§ **What to work on**: Every entry must be duplicated precisely as written.
======== Exercise inputs ========
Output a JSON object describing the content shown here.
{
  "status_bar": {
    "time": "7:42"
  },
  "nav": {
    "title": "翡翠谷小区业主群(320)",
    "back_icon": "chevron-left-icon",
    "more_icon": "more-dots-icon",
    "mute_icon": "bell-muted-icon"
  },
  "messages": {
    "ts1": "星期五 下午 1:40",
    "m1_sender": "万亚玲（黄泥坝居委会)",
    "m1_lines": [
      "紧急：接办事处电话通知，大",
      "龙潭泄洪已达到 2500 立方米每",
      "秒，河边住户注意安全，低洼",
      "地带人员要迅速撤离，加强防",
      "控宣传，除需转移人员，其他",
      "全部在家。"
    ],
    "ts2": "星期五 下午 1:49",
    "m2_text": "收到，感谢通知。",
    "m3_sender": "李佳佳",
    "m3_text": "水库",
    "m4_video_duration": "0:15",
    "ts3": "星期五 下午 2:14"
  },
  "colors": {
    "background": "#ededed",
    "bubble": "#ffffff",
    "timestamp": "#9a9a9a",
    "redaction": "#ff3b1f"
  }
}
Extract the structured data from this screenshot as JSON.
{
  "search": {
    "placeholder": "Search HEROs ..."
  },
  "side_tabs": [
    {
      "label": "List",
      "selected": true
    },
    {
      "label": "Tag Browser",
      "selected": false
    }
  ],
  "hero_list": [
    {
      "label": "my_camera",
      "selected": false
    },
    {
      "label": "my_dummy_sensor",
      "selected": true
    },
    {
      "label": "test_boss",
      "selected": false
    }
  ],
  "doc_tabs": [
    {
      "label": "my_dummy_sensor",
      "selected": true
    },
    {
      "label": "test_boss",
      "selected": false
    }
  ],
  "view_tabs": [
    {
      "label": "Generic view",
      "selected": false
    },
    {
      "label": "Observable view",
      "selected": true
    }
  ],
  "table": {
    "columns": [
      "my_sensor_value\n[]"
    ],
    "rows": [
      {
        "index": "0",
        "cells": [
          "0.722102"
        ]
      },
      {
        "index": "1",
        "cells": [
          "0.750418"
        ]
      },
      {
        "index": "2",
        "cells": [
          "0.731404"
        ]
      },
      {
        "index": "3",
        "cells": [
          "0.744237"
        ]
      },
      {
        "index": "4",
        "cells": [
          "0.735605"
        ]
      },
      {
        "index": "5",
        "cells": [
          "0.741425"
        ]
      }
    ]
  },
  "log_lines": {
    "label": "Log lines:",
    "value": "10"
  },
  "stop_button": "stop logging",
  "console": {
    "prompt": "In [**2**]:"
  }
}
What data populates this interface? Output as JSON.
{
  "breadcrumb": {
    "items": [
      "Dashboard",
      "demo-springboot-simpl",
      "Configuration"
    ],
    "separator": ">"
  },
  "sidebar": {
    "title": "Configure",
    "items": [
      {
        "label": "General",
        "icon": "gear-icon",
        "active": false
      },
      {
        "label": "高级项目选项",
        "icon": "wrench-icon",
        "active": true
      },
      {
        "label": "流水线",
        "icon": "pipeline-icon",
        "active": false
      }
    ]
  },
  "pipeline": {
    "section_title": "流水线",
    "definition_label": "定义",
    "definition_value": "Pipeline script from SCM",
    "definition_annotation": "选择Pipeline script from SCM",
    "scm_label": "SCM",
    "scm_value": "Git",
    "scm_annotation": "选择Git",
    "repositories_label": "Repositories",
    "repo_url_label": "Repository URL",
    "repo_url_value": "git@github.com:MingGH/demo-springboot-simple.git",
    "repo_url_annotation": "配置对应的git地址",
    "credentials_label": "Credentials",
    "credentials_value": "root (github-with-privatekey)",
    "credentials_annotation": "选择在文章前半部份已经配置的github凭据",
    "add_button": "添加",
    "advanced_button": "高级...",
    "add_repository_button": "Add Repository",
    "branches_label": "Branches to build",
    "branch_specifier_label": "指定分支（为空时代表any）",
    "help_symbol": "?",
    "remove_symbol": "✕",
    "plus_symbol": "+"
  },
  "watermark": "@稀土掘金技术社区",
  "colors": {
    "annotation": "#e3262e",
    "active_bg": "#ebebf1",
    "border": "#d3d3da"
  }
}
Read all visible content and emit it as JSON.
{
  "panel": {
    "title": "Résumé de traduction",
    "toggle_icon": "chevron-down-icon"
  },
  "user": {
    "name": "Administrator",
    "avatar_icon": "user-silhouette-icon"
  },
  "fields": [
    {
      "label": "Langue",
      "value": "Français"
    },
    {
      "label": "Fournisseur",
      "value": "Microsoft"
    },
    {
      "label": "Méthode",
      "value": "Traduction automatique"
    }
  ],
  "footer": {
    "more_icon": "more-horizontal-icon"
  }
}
========
§ **Result of the task**:
Output a JSON object describing the content shown here.
{
  "status_bar": {
    "time": "7:42"
  },
  "nav": {
    "title": "翡翠谷小区业主群(320)",
    "back_icon": "chevron-left-icon",
    "more_icon": "more-dots-icon",
    "mute_icon": "bell-muted-icon"
  },
  "messages": {
    "ts1": "星期五 下午 1:40",
    "m1_sender": "万亚玲（黄泥坝居委会)",
    "m1_lines": [
      "紧急：接办事处电话通知，大",
      "龙潭泄洪已达到 2500 立方米每",
      "秒，河边住户注意安全，低洼",
      "地带人员要迅速撤离，加强防",
      "控宣传，除需转移人员，其他",
      "全部在家。"
    ],
    "ts2": "星期五 下午 1:49",
    "m2_text": "收到，感谢通知。",
    "m3_sender": "李佳佳",
    "m3_text": "水库",
    "m4_video_duration": "0:15",
    "ts3": "星期五 下午 2:14"
  },
  "colors": {
    "background": "#ededed",
    "bubble": "#ffffff",
    "timestamp": "#9a9a9a",
    "redaction": "#ff3b1f"
  }
}
Extract the structured data from this screenshot as JSON.
{
  "search": {
    "placeholder": "Search HEROs ..."
  },
  "side_tabs": [
    {
      "label": "List",
      "selected": true
    },
    {
      "label": "Tag Browser",
      "selected": false
    }
  ],
  "hero_list": [
    {
      "label": "my_camera",
      "selected": false
    },
    {
      "label": "my_dummy_sensor",
      "selected": true
    },
    {
      "label": "test_boss",
      "selected": false
    }
  ],
  "doc_tabs": [
    {
      "label": "my_dummy_sensor",
      "selected": true
    },
    {
      "label": "test_boss",
      "selected": false
    }
  ],
  "view_tabs": [
    {
      "label": "Generic view",
      "selected": false
    },
    {
      "label": "Observable view",
      "selected": true
    }
  ],
  "table": {
    "columns": [
      "my_sensor_value\n[]"
    ],
    "rows": [
      {
        "index": "0",
        "cells": [
          "0.722102"
        ]
      },
      {
        "index": "1",
        "cells": [
          "0.750418"
        ]
      },
      {
        "index": "2",
        "cells": [
          "0.731404"
        ]
      },
      {
        "index": "3",
        "cells": [
          "0.744237"
        ]
      },
      {
        "index": "4",
        "cells": [
          "0.735605"
        ]
      },
      {
        "index": "5",
        "cells": [
          "0.741425"
        ]
      }
    ]
  },
  "log_lines": {
    "label": "Log lines:",
    "value": "10"
  },
  "stop_button": "stop logging",
  "console": {
    "prompt": "In [**2**]:"
  }
}
What data populates this interface? Output as JSON.
{
  "breadcrumb": {
    "items": [
      "Dashboard",
      "demo-springboot-simpl",
      "Configuration"
    ],
    "separator": ">"
  },
  "sidebar": {
    "title": "Configure",
    "items": [
      {
        "label": "General",
        "icon": "gear-icon",
        "active": false
      },
      {
        "label": "高级项目选项",
        "icon": "wrench-icon",
        "active": true
      },
      {
        "label": "流水线",
        "icon": "pipeline-icon",
        "active": false
      }
    ]
  },
  "pipeline": {
    "section_title": "流水线",
    "definition_label": "定义",
    "definition_value": "Pipeline script from SCM",
    "definition_annotation": "选择Pipeline script from SCM",
    "scm_label": "SCM",
    "scm_value": "Git",
    "scm_annotation": "选择Git",
    "repositories_label": "Repositories",
    "repo_url_label": "Repository URL",
    "repo_url_value": "git@github.com:MingGH/demo-springboot-simple.git",
    "repo_url_annotation": "配置对应的git地址",
    "credentials_label": "Credentials",
    "credentials_value": "root (github-with-privatekey)",
    "credentials_annotation": "选择在文章前半部份已经配置的github凭据",
    "add_button": "添加",
    "advanced_button": "高级...",
    "add_repository_button": "Add Repository",
    "branches_label": "Branches to build",
    "branch_specifier_label": "指定分支（为空时代表any）",
    "help_symbol": "?",
    "remove_symbol": "✕",
    "plus_symbol": "+"
  },
  "watermark": "@稀土掘金技术社区",
  "colors": {
    "annotation": "#e3262e",
    "active_bg": "#ebebf1",
    "border": "#d3d3da"
  }
}
Read all visible content and emit it as JSON.
{
  "panel": {
    "title": "Résumé de traduction",
    "toggle_icon": "chevron-down-icon"
  },
  "user": {
    "name": "Administrator",
    "avatar_icon": "user-silhouette-icon"
  },
  "fields": [
    {
      "label": "Langue",
      "value": "Français"
    },
    {
      "label": "Fournisseur",
      "value": "Microsoft"
    },
    {
      "label": "Méthode",
      "value": "Traduction automatique"
    }
  ],
  "footer": {
    "more_icon": "more-horizontal-icon"
  }
}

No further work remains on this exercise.